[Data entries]
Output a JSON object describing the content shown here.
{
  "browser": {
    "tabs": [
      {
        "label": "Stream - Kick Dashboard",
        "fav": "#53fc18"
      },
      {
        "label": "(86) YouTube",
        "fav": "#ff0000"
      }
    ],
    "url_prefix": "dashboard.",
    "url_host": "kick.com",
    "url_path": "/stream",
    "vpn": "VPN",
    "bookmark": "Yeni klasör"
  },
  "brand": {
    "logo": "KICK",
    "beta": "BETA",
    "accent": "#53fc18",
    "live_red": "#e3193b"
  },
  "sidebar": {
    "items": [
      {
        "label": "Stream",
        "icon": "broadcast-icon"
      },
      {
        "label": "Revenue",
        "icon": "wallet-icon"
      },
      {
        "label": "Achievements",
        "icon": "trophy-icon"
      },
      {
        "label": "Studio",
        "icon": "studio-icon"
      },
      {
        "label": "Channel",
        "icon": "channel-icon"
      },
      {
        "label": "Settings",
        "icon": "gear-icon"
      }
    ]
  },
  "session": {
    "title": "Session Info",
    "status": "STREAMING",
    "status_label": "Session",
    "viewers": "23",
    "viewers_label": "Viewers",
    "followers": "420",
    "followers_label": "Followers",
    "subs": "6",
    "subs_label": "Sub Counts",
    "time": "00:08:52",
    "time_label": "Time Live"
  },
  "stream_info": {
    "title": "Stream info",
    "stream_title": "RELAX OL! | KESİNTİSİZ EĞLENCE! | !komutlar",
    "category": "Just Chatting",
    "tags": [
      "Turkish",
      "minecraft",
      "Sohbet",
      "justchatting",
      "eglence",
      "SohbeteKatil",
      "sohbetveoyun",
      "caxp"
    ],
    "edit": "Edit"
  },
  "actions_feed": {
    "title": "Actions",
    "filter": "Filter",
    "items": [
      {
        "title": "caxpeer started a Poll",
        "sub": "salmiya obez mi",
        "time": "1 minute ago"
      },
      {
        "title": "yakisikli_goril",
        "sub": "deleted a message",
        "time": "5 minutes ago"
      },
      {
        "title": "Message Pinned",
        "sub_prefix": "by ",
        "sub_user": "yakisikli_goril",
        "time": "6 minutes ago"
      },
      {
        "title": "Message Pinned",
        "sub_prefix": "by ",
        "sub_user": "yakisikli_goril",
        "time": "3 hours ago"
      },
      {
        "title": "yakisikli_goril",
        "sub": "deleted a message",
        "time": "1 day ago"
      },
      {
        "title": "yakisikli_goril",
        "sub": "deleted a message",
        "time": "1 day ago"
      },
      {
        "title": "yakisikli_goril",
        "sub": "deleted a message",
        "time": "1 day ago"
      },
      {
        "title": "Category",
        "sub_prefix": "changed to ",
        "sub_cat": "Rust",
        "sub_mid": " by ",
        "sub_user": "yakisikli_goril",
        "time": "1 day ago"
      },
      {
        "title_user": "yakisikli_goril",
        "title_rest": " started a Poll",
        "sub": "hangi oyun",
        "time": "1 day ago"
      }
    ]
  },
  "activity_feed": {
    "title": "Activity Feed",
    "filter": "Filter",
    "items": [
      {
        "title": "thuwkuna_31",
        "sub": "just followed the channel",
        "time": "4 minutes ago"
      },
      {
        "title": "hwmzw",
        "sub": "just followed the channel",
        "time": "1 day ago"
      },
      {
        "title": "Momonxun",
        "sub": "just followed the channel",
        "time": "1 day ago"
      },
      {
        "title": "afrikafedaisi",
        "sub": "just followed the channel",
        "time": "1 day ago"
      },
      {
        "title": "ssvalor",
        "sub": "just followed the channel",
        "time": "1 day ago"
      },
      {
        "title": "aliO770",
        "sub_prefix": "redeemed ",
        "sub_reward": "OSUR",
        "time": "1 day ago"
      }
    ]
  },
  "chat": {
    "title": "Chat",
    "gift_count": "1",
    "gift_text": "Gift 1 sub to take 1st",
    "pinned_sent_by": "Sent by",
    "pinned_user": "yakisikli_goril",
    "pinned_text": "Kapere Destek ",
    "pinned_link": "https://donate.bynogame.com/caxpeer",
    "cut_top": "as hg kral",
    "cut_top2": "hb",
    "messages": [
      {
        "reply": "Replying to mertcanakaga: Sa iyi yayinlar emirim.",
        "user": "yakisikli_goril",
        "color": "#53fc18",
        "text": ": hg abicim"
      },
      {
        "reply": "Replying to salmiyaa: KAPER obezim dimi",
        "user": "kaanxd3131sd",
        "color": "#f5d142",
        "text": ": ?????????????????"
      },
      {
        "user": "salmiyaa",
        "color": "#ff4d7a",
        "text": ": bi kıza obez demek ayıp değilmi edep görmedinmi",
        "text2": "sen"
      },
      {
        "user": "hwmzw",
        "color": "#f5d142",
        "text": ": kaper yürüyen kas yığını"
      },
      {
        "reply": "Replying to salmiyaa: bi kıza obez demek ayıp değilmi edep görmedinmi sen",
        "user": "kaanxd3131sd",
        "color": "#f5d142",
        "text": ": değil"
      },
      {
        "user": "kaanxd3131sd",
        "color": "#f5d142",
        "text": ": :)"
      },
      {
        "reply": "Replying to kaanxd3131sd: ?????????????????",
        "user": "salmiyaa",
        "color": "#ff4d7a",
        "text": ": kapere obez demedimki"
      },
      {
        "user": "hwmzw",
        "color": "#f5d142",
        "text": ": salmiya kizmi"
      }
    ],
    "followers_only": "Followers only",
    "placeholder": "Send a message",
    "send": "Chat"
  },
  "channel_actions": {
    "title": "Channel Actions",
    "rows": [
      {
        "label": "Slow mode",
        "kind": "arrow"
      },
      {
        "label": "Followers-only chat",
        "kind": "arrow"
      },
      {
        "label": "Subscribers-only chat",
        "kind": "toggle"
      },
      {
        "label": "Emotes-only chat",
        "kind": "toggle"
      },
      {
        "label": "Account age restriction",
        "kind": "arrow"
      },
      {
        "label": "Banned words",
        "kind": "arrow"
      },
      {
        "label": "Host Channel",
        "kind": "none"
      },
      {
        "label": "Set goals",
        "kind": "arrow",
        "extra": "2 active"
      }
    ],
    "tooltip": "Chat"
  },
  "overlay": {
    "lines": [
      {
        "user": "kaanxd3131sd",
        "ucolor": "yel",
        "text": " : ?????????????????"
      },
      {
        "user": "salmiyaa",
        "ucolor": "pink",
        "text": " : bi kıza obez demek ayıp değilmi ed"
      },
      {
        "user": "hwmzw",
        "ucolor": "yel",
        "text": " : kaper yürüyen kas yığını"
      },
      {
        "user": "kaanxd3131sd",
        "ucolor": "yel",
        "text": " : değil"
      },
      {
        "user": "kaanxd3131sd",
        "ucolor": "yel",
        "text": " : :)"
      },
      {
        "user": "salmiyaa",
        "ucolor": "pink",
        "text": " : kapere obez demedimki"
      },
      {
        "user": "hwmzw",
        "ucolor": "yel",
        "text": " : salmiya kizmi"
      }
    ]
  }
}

_Written request:_
Copy the entries above exactly, leaving none out.

_Task output:_
Output a JSON object describing the content shown here.
{
  "browser": {
    "tabs": [
      {
        "label": "Stream - Kick Dashboard",
        "fav": "#53fc18"
      },
      {
        "label": "(86) YouTube",
        "fav": "#ff0000"
      }
    ],
    "url_prefix": "dashboard.",
    "url_host": "kick.com",
    "url_path": "/stream",
    "vpn": "VPN",
    "bookmark": "Yeni klasör"
  },
  "brand": {
    "logo": "KICK",
    "beta": "BETA",
    "accent": "#53fc18",
    "live_red": "#e3193b"
  },
  "sidebar": {
    "items": [
      {
        "label": "Stream",
        "icon": "broadcast-icon"
      },
      {
        "label": "Revenue",
        "icon": "wallet-icon"
      },
      {
        "label": "Achievements",
        "icon": "trophy-icon"
      },
      {
        "label": "Studio",
        "icon": "studio-icon"
      },
      {
        "label": "Channel",
        "icon": "channel-icon"
      },
      {
        "label": "Settings",
        "icon": "gear-icon"
      }
    ]
  },
  "session": {
    "title": "Session Info",
    "status": "STREAMING",
    "status_label": "Session",
    "viewers": "23",
    "viewers_label": "Viewers",
    "followers": "420",
    "followers_label": "Followers",
    "subs": "6",
    "subs_label": "Sub Counts",
    "time": "00:08:52",
    "time_label": "Time Live"
  },
  "stream_info": {
    "title": "Stream info",
    "stream_title": "RELAX OL! | KESİNTİSİZ EĞLENCE! | !komutlar",
    "category": "Just Chatting",
    "tags": [
      "Turkish",
      "minecraft",
      "Sohbet",
      "justchatting",
      "eglence",
      "SohbeteKatil",
      "sohbetveoyun",
      "caxp"
    ],
    "edit": "Edit"
  },
  "actions_feed": {
    "title": "Actions",
    "filter": "Filter",
    "items": [
      {
        "title": "caxpeer started a Poll",
        "sub": "salmiya obez mi",
        "time": "1 minute ago"
      },
      {
        "title": "yakisikli_goril",
        "sub": "deleted a message",
        "time": "5 minutes ago"
      },
      {
        "title": "Message Pinned",
        "sub_prefix": "by ",
        "sub_user": "yakisikli_goril",
        "time": "6 minutes ago"
      },
      {
        "title": "Message Pinned",
        "sub_prefix": "by ",
        "sub_user": "yakisikli_goril",
        "time": "3 hours ago"
      },
      {
        "title": "yakisikli_goril",
        "sub": "deleted a message",
        "time": "1 day ago"
      },
      {
        "title": "yakisikli_goril",
        "sub": "deleted a message",
        "time": "1 day ago"
      },
      {
        "title": "yakisikli_goril",
        "sub": "deleted a message",
        "time": "1 day ago"
      },
      {
        "title": "Category",
        "sub_prefix": "changed to ",
        "sub_cat": "Rust",
        "sub_mid": " by ",
        "sub_user": "yakisikli_goril",
        "time": "1 day ago"
      },
      {
        "title_user": "yakisikli_goril",
        "title_rest": " started a Poll",
        "sub": "hangi oyun",
        "time": "1 day ago"
      }
    ]
  },
  "activity_feed": {
    "title": "Activity Feed",
    "filter": "Filter",
    "items": [
      {
        "title": "thuwkuna_31",
        "sub": "just followed the channel",
        "time": "4 minutes ago"
      },
      {
        "title": "hwmzw",
        "sub": "just followed the channel",
        "time": "1 day ago"
      },
      {
        "title": "Momonxun",
        "sub": "just followed the channel",
        "time": "1 day ago"
      },
      {
        "title": "afrikafedaisi",
        "sub": "just followed the channel",
        "time": "1 day ago"
      },
      {
        "title": "ssvalor",
        "sub": "just followed the channel",
        "time": "1 day ago"
      },
      {
        "title": "aliO770",
        "sub_prefix": "redeemed ",
        "sub_reward": "OSUR",
        "time": "1 day ago"
      }
    ]
  },
  "chat": {
    "title": "Chat",
    "gift_count": "1",
    "gift_text": "Gift 1 sub to take 1st",
    "pinned_sent_by": "Sent by",
    "pinned_user": "yakisikli_goril",
    "pinned_text": "Kapere Destek ",
    "pinned_link": "https://donate.bynogame.com/caxpeer",
    "cut_top": "as hg kral",
    "cut_top2": "hb",
    "messages": [
      {
        "reply": "Replying to mertcanakaga: Sa iyi yayinlar emirim.",
        "user": "yakisikli_goril",
        "color": "#53fc18",
        "text": ": hg abicim"
      },
      {
        "reply": "Replying to salmiyaa: KAPER obezim dimi",
        "user": "kaanxd3131sd",
        "color": "#f5d142",
        "text": ": ?????????????????"
      },
      {
        "user": "salmiyaa",
        "color": "#ff4d7a",
        "text": ": bi kıza obez demek ayıp değilmi edep görmedinmi",
        "text2": "sen"
      },
      {
        "user": "hwmzw",
        "color": "#f5d142",
        "text": ": kaper yürüyen kas yığını"
      },
      {
        "reply": "Replying to salmiyaa: bi kıza obez demek ayıp değilmi edep görmedinmi sen",
        "user": "kaanxd3131sd",
        "color": "#f5d142",
        "text": ": değil"
      },
      {
        "user": "kaanxd3131sd",
        "color": "#f5d142",
        "text": ": :)"
      },
      {
        "reply": "Replying to kaanxd3131sd: ?????????????????",
        "user": "salmiyaa",
        "color": "#ff4d7a",
        "text": ": kapere obez demedimki"
      },
      {
        "user": "hwmzw",
        "color": "#f5d142",
        "text": ": salmiya kizmi"
      }
    ],
    "followers_only": "Followers only",
    "placeholder": "Send a message",
    "send": "Chat"
  },
  "channel_actions": {
    "title": "Channel Actions",
    "rows": [
      {
        "label": "Slow mode",
        "kind": "arrow"
      },
      {
        "label": "Followers-only chat",
        "kind": "arrow"
      },
      {
        "label": "Subscribers-only chat",
        "kind": "toggle"
      },
      {
        "label": "Emotes-only chat",
        "kind": "toggle"
      },
      {
        "label": "Account age restriction",
        "kind": "arrow"
      },
      {
        "label": "Banned words",
        "kind": "arrow"
      },
      {
        "label": "Host Channel",
        "kind": "none"
      },
      {
        "label": "Set goals",
        "kind": "arrow",
        "extra": "2 active"
      }
    ],
    "tooltip": "Chat"
  },
  "overlay": {
    "lines": [
      {
        "user": "kaanxd3131sd",
        "ucolor": "yel",
        "text": " : ?????????????????"
      },
      {
        "user": "salmiyaa",
        "ucolor": "pink",
        "text": " : bi kıza obez demek ayıp değilmi ed"
      },
      {
        "user": "hwmzw",
        "ucolor": "yel",
        "text": " : kaper yürüyen kas yığını"
      },
      {
        "user": "kaanxd3131sd",
        "ucolor": "yel",
        "text": " : değil"
      },
      {
        "user": "kaanxd3131sd",
        "ucolor": "yel",
        "text": " : :)"
      },
      {
        "user": "salmiyaa",
        "ucolor": "pink",
        "text": " : kapere obez demedimki"
      },
      {
        "user": "hwmzw",
        "ucolor": "yel",
        "text": " : salmiya kizmi"
      }
    ]
  }
}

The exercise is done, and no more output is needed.